List, from the lines below, each one with "KENF" in it.

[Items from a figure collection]

== == ==

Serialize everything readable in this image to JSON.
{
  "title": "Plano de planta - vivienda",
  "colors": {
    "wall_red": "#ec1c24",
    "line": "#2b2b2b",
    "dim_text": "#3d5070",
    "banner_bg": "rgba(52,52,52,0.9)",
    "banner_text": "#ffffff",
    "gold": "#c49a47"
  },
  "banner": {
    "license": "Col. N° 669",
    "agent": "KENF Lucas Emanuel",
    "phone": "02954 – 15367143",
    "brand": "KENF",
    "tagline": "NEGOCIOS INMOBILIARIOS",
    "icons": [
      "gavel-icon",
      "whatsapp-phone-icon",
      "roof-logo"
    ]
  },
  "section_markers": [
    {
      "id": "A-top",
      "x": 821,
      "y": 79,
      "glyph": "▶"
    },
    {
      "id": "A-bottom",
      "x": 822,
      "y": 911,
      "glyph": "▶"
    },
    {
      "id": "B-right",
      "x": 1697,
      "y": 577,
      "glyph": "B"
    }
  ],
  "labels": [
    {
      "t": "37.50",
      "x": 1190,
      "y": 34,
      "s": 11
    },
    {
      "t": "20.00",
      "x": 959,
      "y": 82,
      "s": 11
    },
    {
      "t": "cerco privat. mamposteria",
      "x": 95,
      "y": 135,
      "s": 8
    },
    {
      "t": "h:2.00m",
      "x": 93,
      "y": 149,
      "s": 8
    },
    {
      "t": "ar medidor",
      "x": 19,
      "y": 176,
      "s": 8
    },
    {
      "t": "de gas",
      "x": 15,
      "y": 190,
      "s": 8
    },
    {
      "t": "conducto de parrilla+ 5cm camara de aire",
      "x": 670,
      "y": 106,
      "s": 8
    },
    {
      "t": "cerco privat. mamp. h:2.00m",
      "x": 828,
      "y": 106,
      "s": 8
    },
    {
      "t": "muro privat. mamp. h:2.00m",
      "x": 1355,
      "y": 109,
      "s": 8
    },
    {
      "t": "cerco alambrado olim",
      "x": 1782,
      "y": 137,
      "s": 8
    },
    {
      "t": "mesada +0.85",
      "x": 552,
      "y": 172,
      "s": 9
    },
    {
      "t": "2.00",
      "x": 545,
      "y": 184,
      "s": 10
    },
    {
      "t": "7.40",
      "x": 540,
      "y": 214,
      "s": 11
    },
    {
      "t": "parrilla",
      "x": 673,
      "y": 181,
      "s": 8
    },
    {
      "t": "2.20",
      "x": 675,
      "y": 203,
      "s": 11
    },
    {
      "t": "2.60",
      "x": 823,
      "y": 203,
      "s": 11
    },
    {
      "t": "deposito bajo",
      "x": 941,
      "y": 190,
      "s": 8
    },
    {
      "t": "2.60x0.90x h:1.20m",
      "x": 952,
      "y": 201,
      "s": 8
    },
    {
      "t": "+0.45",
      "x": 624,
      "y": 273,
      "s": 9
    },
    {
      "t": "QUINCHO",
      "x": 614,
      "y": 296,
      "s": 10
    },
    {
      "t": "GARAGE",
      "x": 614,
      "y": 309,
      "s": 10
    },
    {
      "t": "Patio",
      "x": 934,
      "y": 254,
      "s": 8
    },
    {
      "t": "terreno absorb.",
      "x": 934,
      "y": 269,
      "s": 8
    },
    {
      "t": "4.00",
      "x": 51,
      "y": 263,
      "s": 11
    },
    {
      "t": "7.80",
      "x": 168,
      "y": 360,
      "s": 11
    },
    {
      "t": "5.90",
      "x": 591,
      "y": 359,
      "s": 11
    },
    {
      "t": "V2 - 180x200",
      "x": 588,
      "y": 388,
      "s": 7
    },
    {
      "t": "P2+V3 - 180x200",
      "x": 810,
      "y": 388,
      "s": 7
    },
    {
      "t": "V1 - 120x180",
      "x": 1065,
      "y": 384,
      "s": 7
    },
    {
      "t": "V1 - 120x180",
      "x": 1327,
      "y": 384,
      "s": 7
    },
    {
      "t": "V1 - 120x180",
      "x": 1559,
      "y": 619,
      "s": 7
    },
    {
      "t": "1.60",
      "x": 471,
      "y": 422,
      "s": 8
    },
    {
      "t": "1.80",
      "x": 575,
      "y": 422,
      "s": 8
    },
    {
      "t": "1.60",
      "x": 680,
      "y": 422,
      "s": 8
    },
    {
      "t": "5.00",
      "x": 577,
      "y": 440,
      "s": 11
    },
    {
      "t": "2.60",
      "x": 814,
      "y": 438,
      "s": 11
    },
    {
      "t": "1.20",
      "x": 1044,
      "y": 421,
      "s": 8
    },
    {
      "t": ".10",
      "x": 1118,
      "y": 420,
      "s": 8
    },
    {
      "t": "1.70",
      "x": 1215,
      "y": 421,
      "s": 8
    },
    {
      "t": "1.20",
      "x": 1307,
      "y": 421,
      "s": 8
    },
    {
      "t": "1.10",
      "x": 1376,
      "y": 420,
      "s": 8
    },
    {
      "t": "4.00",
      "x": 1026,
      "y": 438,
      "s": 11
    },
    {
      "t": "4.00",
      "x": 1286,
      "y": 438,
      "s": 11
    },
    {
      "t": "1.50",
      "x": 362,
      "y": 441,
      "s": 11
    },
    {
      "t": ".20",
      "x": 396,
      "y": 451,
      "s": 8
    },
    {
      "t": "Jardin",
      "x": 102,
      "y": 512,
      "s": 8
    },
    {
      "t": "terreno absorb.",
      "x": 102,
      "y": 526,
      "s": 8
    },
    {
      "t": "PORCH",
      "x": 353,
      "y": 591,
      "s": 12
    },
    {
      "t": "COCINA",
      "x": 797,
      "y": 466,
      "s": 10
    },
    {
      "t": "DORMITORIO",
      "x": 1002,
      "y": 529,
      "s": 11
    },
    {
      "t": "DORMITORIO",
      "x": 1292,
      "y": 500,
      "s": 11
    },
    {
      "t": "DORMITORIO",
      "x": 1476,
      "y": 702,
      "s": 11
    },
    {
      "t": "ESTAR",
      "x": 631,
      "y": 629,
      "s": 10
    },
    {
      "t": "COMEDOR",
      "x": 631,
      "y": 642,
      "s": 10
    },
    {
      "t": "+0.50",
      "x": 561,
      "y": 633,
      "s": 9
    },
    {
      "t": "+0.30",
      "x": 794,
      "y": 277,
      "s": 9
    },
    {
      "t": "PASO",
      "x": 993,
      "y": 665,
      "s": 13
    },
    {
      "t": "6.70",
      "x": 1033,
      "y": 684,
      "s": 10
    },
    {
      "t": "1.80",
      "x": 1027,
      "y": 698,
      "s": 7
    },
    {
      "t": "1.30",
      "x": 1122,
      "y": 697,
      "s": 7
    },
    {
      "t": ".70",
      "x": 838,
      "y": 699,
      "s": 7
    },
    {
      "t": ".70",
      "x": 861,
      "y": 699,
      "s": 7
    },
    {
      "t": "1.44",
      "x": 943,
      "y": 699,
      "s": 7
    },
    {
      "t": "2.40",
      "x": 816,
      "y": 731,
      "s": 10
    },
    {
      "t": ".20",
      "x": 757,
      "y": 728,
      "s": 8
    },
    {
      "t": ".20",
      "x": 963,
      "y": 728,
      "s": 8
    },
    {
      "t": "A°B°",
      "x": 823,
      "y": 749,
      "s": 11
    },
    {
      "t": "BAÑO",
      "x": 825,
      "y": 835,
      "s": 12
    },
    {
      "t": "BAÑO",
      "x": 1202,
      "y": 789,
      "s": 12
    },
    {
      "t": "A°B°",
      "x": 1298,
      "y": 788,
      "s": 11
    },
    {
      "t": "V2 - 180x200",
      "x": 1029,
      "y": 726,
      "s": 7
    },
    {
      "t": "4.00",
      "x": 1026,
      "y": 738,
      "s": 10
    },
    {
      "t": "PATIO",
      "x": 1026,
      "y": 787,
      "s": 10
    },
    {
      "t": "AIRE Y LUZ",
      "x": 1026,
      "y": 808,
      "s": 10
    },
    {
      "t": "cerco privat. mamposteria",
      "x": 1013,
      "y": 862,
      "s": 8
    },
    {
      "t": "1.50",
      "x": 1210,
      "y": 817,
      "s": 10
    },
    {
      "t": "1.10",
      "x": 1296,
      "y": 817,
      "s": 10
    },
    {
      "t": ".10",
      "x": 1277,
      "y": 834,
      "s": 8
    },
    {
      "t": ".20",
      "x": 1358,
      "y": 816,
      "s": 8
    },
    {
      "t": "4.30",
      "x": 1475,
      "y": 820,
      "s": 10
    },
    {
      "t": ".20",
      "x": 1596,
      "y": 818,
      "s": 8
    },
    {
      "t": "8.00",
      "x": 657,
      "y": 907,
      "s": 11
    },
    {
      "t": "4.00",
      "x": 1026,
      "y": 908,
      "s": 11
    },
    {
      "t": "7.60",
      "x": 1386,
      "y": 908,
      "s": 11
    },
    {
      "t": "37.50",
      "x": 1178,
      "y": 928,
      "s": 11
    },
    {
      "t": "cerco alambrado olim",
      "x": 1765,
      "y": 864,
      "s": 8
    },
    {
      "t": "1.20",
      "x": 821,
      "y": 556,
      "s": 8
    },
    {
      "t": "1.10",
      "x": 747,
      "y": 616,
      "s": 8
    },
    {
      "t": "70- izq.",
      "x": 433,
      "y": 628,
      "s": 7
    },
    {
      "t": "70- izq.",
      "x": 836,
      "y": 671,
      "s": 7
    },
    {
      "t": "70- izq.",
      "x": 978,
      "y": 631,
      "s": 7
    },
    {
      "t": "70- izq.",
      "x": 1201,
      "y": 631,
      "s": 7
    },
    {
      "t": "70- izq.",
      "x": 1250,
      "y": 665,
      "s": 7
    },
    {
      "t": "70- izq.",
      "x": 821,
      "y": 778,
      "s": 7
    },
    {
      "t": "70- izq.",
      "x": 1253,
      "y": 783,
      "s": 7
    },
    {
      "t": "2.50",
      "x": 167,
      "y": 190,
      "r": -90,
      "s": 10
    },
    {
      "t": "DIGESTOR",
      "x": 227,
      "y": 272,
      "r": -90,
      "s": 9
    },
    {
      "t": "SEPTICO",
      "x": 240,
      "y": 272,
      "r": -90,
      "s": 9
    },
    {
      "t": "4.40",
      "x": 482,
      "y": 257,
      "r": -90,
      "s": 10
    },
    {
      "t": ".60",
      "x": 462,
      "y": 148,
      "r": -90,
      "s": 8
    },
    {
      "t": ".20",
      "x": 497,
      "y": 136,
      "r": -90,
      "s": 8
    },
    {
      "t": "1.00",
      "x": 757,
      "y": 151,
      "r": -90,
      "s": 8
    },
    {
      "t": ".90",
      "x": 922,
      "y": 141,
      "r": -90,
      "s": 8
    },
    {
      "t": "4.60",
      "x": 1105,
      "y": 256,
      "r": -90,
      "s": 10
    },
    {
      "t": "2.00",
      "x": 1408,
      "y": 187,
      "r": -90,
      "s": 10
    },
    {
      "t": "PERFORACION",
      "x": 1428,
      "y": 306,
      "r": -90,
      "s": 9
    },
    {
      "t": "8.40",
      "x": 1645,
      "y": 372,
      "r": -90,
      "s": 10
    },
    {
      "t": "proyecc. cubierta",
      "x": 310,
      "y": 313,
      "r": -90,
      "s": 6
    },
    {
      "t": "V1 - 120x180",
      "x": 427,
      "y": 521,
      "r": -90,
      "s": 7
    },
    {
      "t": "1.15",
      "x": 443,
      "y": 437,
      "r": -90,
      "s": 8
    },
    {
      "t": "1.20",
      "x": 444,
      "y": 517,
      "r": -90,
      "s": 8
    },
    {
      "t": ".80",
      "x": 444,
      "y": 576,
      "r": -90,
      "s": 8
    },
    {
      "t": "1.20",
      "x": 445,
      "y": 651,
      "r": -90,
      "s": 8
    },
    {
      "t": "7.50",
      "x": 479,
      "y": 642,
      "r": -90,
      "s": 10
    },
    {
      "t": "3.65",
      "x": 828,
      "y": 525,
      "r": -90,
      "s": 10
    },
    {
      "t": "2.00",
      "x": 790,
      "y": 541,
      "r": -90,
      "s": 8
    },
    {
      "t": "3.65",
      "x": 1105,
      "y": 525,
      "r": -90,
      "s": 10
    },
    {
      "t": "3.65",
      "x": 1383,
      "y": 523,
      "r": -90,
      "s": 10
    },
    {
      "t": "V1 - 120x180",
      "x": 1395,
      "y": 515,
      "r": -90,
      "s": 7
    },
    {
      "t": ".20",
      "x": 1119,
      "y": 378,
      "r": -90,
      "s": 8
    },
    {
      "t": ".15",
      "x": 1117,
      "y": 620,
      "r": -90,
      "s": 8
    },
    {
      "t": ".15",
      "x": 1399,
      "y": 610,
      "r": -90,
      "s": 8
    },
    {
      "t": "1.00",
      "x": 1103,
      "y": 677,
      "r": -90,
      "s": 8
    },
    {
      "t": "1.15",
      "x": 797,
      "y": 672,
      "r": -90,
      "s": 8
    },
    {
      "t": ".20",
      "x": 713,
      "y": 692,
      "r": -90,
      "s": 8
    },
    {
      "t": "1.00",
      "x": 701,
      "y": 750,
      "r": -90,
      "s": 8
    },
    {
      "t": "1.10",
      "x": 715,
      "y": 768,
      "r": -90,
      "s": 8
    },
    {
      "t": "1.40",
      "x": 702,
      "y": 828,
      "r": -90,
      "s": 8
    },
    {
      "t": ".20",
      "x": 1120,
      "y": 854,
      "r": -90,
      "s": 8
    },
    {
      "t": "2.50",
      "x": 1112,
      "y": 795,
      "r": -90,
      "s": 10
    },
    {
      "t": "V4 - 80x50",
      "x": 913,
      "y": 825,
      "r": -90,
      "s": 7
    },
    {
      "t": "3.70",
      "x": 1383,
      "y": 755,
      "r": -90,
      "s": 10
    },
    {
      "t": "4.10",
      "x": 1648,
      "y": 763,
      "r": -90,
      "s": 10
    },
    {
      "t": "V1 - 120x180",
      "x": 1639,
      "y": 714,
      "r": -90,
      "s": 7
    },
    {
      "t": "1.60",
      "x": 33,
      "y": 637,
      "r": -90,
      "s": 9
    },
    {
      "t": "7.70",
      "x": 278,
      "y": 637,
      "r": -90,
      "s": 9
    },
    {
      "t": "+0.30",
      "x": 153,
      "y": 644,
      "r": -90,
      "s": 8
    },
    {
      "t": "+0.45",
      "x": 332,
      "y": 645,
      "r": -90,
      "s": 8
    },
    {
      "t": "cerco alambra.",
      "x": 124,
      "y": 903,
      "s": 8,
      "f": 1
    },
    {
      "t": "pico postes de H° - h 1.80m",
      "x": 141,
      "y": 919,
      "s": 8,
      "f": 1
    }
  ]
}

== == ==

→ Full output:
    "agent": "KENF Lucas Emanuel",
    "brand": "KENF",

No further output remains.